Begin
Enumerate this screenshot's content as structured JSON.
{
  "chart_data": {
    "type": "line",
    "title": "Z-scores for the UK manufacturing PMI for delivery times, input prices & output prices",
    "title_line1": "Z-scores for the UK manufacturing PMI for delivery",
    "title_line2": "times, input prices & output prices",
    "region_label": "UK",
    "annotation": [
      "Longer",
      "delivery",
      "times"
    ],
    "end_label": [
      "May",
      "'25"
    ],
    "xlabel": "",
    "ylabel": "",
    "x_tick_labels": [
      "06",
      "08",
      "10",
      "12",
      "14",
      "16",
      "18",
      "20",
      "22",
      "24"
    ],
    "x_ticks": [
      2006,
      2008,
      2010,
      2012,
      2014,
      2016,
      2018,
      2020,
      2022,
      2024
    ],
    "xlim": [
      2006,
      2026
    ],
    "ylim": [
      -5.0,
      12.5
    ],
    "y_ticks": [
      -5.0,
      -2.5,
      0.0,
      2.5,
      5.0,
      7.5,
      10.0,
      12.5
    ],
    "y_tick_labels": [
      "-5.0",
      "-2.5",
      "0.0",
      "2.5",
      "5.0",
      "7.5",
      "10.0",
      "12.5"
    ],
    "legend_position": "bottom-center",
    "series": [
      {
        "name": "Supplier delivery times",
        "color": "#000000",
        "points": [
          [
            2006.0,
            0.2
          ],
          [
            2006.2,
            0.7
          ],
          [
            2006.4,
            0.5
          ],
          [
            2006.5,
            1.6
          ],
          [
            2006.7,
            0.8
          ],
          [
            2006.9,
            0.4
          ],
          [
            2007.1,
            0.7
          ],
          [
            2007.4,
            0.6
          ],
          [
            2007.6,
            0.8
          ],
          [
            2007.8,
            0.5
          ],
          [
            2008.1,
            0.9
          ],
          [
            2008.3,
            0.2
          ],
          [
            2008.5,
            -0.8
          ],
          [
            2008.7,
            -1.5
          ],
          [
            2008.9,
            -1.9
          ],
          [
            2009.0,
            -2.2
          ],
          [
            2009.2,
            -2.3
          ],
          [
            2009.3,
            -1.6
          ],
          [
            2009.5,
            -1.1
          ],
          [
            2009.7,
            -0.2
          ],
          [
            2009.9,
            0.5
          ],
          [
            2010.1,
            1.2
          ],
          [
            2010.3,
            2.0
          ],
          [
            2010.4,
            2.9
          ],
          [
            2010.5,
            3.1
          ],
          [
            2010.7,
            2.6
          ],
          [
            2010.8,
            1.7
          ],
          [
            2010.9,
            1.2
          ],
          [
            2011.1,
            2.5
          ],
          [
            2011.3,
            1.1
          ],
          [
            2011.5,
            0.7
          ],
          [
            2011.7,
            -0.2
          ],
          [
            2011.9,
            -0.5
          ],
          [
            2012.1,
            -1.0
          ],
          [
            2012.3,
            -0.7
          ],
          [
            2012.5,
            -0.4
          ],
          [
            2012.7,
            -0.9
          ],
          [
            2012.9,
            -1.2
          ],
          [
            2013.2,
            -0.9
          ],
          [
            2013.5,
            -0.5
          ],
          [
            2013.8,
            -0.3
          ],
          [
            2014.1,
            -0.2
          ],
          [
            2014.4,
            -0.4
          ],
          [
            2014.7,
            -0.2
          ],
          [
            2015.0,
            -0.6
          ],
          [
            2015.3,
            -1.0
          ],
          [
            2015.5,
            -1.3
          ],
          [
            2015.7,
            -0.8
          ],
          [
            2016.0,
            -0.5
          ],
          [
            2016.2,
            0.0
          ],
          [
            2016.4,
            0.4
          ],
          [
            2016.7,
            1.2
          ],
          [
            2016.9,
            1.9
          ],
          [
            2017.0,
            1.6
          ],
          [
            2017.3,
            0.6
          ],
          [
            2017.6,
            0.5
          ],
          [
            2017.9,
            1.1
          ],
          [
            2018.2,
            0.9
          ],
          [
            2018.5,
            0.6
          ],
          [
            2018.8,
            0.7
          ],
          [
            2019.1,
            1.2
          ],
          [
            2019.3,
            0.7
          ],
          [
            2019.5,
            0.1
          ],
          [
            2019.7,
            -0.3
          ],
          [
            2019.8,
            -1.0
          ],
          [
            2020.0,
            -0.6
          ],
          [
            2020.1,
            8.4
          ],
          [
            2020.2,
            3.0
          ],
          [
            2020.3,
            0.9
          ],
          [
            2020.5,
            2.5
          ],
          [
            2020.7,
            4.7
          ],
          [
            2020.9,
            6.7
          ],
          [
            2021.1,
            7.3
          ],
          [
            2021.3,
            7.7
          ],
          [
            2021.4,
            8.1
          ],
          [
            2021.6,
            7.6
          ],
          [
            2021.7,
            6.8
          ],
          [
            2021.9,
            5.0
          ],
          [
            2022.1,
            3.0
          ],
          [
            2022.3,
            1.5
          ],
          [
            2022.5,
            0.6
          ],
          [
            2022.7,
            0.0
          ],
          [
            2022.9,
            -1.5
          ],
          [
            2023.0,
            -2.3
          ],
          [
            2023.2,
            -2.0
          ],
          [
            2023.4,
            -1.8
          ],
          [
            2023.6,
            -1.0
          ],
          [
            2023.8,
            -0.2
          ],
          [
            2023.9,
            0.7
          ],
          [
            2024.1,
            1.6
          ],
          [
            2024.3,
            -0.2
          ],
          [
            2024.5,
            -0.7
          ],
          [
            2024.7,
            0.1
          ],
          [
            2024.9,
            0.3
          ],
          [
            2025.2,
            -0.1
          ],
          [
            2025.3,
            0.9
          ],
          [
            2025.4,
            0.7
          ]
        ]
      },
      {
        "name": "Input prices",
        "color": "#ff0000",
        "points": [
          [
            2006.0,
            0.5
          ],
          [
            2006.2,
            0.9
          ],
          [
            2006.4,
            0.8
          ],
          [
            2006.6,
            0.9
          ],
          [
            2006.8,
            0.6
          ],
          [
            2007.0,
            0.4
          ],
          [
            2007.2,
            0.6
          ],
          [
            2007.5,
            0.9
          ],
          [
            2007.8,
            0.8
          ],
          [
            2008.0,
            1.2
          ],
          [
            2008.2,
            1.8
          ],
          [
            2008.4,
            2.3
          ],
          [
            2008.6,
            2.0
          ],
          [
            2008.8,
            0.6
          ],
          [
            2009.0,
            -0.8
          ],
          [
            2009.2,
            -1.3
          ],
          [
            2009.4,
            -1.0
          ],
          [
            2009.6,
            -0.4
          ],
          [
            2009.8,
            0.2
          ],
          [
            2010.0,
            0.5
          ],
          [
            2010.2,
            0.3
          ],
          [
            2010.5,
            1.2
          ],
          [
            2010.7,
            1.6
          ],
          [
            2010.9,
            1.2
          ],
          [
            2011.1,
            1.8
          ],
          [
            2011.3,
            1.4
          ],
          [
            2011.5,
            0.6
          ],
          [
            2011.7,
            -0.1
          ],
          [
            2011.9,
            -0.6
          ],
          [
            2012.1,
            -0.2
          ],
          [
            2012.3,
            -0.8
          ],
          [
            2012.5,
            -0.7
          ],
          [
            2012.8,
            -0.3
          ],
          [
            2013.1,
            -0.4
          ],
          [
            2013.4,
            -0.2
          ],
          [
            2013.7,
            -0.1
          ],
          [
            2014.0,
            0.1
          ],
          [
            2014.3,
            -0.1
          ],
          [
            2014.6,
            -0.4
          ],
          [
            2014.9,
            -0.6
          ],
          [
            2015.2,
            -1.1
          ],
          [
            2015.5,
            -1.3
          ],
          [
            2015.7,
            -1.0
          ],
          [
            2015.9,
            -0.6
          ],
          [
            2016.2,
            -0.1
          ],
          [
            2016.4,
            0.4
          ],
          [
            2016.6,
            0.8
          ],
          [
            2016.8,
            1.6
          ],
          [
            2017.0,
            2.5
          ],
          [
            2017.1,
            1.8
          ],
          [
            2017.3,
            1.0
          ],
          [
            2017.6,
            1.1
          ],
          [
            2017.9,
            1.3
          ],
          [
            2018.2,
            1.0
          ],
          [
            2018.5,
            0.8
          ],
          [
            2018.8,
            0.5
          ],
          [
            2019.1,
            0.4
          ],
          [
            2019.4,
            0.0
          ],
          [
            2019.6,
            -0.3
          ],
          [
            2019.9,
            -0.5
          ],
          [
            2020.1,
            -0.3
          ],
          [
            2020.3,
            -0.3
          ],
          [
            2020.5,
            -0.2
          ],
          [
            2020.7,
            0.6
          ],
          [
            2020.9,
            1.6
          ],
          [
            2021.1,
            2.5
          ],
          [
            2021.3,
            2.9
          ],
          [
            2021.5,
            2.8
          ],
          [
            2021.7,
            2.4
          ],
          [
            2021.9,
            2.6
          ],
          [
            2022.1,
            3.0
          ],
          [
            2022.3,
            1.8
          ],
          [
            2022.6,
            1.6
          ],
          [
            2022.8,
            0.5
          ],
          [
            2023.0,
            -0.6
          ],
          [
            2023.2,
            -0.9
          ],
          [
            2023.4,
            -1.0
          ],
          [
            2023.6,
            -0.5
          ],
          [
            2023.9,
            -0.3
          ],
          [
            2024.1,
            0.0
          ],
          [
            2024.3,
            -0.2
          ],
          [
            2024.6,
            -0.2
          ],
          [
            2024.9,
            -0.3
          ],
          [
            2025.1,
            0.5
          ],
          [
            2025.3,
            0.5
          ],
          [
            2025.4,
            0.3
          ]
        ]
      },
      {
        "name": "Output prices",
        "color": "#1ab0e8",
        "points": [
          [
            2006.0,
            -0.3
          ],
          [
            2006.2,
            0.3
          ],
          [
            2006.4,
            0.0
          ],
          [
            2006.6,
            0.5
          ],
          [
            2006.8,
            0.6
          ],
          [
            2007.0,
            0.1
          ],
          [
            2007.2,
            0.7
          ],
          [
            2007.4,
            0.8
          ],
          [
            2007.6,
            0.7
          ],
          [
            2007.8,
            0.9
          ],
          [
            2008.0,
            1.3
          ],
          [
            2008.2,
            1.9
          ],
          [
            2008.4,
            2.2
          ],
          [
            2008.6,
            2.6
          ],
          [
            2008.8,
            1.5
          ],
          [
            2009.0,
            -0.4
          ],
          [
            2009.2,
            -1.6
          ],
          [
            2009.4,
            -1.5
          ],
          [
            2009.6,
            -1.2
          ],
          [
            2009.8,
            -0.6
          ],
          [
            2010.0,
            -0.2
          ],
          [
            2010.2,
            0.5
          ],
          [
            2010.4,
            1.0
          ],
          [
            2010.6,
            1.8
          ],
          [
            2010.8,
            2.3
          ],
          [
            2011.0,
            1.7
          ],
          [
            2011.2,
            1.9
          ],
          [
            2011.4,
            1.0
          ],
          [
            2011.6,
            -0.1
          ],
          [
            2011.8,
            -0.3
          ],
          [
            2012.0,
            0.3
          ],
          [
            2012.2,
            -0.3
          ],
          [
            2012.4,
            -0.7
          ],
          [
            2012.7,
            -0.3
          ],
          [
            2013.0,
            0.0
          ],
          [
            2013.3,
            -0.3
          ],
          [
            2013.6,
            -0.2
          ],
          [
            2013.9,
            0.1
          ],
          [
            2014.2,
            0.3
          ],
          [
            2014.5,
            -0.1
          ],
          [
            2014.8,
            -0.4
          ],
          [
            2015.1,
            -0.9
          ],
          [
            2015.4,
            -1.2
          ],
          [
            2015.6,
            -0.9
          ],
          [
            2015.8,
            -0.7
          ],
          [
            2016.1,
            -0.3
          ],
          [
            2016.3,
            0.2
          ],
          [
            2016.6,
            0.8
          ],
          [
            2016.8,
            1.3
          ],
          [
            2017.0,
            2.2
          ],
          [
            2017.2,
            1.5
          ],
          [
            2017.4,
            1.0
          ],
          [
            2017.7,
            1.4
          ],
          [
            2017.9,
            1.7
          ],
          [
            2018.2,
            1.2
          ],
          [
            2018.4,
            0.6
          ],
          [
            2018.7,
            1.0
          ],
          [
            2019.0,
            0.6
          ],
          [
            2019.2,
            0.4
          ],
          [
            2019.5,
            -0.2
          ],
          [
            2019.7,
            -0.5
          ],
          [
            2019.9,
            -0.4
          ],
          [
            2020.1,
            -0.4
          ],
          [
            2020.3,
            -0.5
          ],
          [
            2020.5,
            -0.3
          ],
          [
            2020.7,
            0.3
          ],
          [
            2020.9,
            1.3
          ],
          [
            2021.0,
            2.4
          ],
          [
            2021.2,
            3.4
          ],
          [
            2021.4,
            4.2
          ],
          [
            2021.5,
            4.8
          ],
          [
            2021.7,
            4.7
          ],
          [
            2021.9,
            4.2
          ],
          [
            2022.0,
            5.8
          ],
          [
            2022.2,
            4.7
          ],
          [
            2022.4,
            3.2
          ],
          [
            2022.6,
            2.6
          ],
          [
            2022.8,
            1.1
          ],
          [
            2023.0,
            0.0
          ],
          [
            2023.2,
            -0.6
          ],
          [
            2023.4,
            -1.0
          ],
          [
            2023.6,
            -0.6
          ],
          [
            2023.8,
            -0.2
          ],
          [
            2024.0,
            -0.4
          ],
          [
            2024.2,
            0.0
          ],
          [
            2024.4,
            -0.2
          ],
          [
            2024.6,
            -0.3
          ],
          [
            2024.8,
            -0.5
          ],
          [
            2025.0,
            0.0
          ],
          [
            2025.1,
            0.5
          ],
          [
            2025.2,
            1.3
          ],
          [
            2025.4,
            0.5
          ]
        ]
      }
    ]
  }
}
End
■ **REQUEST**
Copy out each line of the records that holds the string "times".

■ **EXERCISE RESULT**
    "title": "Z-scores for the UK manufacturing PMI for delivery times, input prices & output prices",
    "title_line2": "times, input prices & output prices",
      "times"
        "name": "Supplier delivery times",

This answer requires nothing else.